Bounding box annotations
━━━━━━━━━━━━━━━━━━━━━━━━━━━━━━

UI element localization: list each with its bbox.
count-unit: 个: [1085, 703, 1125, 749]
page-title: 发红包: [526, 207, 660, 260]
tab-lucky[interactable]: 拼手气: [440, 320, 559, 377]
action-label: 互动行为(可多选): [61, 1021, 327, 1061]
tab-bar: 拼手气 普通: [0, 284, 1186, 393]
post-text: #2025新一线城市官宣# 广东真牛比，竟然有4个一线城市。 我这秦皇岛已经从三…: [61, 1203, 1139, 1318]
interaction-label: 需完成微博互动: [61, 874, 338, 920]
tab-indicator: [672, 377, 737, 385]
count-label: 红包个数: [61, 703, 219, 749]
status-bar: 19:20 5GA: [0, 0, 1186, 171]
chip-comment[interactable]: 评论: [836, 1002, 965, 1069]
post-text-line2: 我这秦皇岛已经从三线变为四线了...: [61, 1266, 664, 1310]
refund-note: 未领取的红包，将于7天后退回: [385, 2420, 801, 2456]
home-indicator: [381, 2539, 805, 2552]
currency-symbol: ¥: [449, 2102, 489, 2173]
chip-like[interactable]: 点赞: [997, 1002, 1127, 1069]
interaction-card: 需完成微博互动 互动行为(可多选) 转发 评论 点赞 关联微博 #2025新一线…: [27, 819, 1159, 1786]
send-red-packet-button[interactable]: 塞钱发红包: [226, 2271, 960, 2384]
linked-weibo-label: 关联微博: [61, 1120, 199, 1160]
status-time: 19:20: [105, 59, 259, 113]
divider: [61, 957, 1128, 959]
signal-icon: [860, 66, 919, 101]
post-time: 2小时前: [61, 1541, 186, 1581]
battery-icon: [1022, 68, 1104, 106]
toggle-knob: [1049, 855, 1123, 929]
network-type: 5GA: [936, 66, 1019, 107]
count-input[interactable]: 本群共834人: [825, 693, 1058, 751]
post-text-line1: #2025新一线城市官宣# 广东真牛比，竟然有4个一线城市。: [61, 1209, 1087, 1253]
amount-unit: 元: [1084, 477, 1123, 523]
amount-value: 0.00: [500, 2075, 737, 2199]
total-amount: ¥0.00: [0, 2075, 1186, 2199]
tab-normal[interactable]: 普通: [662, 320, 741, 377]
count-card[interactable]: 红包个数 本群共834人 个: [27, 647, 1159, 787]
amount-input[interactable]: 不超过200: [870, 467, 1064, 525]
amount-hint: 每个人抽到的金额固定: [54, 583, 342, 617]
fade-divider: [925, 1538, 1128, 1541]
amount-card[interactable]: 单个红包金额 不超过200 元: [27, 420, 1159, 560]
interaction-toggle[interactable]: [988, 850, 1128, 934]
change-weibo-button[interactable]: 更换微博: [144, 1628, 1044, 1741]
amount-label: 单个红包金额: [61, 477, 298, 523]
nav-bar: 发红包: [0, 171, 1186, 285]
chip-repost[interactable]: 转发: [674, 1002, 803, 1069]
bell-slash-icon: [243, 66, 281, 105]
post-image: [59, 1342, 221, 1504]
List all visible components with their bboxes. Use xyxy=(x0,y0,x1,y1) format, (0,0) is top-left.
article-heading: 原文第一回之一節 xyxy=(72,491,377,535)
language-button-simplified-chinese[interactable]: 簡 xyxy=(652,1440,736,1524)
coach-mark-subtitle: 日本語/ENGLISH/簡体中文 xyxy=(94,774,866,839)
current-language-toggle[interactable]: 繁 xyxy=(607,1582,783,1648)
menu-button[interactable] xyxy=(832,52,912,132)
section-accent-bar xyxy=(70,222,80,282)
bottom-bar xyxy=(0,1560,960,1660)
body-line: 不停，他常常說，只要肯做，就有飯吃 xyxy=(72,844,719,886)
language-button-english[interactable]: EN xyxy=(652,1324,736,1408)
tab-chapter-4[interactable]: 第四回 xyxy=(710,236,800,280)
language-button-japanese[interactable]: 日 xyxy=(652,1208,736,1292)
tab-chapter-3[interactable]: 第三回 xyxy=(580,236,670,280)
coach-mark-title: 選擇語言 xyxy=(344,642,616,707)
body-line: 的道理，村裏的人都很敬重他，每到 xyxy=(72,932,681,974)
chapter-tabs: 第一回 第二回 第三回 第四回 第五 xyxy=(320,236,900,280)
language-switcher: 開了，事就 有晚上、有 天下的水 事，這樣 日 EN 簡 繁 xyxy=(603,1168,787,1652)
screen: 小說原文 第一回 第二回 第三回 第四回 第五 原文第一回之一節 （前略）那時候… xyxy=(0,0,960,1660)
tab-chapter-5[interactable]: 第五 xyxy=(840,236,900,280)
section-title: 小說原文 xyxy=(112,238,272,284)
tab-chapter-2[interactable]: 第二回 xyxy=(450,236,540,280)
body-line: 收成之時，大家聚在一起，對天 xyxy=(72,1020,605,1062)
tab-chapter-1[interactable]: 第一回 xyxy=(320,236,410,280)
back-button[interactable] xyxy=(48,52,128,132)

━━━━━━━━━━━━━━━━━━━━━━━━━━━━━━

| Task |
Edit the records by replacing every "interactable" with "clickable", leaving everything else unchanged.

| Result of this task |
UI element localization: list each with its bbox.
count-unit: 个: [1085, 703, 1125, 749]
page-title: 发红包: [526, 207, 660, 260]
tab-lucky[clickable]: 拼手气: [440, 320, 559, 377]
action-label: 互动行为(可多选): [61, 1021, 327, 1061]
tab-bar: 拼手气 普通: [0, 284, 1186, 393]
post-text: #2025新一线城市官宣# 广东真牛比，竟然有4个一线城市。 我这秦皇岛已经从三…: [61, 1203, 1139, 1318]
interaction-label: 需完成微博互动: [61, 874, 338, 920]
tab-indicator: [672, 377, 737, 385]
count-label: 红包个数: [61, 703, 219, 749]
status-bar: 19:20 5GA: [0, 0, 1186, 171]
chip-comment[clickable]: 评论: [836, 1002, 965, 1069]
post-text-line2: 我这秦皇岛已经从三线变为四线了...: [61, 1266, 664, 1310]
refund-note: 未领取的红包，将于7天后退回: [385, 2420, 801, 2456]
home-indicator: [381, 2539, 805, 2552]
currency-symbol: ¥: [449, 2102, 489, 2173]
chip-like[clickable]: 点赞: [997, 1002, 1127, 1069]
interaction-card: 需完成微博互动 互动行为(可多选) 转发 评论 点赞 关联微博 #2025新一线…: [27, 819, 1159, 1786]
send-red-packet-button[clickable]: 塞钱发红包: [226, 2271, 960, 2384]
linked-weibo-label: 关联微博: [61, 1120, 199, 1160]
status-time: 19:20: [105, 59, 259, 113]
divider: [61, 957, 1128, 959]
signal-icon: [860, 66, 919, 101]
post-time: 2小时前: [61, 1541, 186, 1581]
battery-icon: [1022, 68, 1104, 106]
toggle-knob: [1049, 855, 1123, 929]
network-type: 5GA: [936, 66, 1019, 107]
count-input[clickable]: 本群共834人: [825, 693, 1058, 751]
post-text-line1: #2025新一线城市官宣# 广东真牛比，竟然有4个一线城市。: [61, 1209, 1087, 1253]
amount-unit: 元: [1084, 477, 1123, 523]
amount-value: 0.00: [500, 2075, 737, 2199]
total-amount: ¥0.00: [0, 2075, 1186, 2199]
tab-normal[clickable]: 普通: [662, 320, 741, 377]
count-card[clickable]: 红包个数 本群共834人 个: [27, 647, 1159, 787]
amount-input[clickable]: 不超过200: [870, 467, 1064, 525]
amount-hint: 每个人抽到的金额固定: [54, 583, 342, 617]
fade-divider: [925, 1538, 1128, 1541]
amount-card[clickable]: 单个红包金额 不超过200 元: [27, 420, 1159, 560]
interaction-toggle[clickable]: [988, 850, 1128, 934]
change-weibo-button[clickable]: 更换微博: [144, 1628, 1044, 1741]
amount-label: 单个红包金额: [61, 477, 298, 523]
nav-bar: 发红包: [0, 171, 1186, 285]
chip-repost[clickable]: 转发: [674, 1002, 803, 1069]
bell-slash-icon: [243, 66, 281, 105]
post-image: [59, 1342, 221, 1504]
List all visible components with their bboxes. Use xyxy=(x0,y0,x1,y1) format, (0,0) is top-left.
article-heading: 原文第一回之一節 xyxy=(72,491,377,535)
language-button-simplified-chinese[clickable]: 簡 xyxy=(652,1440,736,1524)
coach-mark-subtitle: 日本語/ENGLISH/簡体中文 xyxy=(94,774,866,839)
current-language-toggle[clickable]: 繁 xyxy=(607,1582,783,1648)
menu-button[clickable] xyxy=(832,52,912,132)
section-accent-bar xyxy=(70,222,80,282)
bottom-bar xyxy=(0,1560,960,1660)
body-line: 不停，他常常說，只要肯做，就有飯吃 xyxy=(72,844,719,886)
language-button-english[clickable]: EN xyxy=(652,1324,736,1408)
tab-chapter-4[clickable]: 第四回 xyxy=(710,236,800,280)
language-button-japanese[clickable]: 日 xyxy=(652,1208,736,1292)
tab-chapter-3[clickable]: 第三回 xyxy=(580,236,670,280)
coach-mark-title: 選擇語言 xyxy=(344,642,616,707)
body-line: 的道理，村裏的人都很敬重他，每到 xyxy=(72,932,681,974)
chapter-tabs: 第一回 第二回 第三回 第四回 第五 xyxy=(320,236,900,280)
language-switcher: 開了，事就 有晚上、有 天下的水 事，這樣 日 EN 簡 繁 xyxy=(603,1168,787,1652)
screen: 小說原文 第一回 第二回 第三回 第四回 第五 原文第一回之一節 （前略）那時候… xyxy=(0,0,960,1660)
tab-chapter-5[clickable]: 第五 xyxy=(840,236,900,280)
section-title: 小說原文 xyxy=(112,238,272,284)
tab-chapter-2[clickable]: 第二回 xyxy=(450,236,540,280)
body-line: 收成之時，大家聚在一起，對天 xyxy=(72,1020,605,1062)
tab-chapter-1[clickable]: 第一回 xyxy=(320,236,410,280)
back-button[clickable] xyxy=(48,52,128,132)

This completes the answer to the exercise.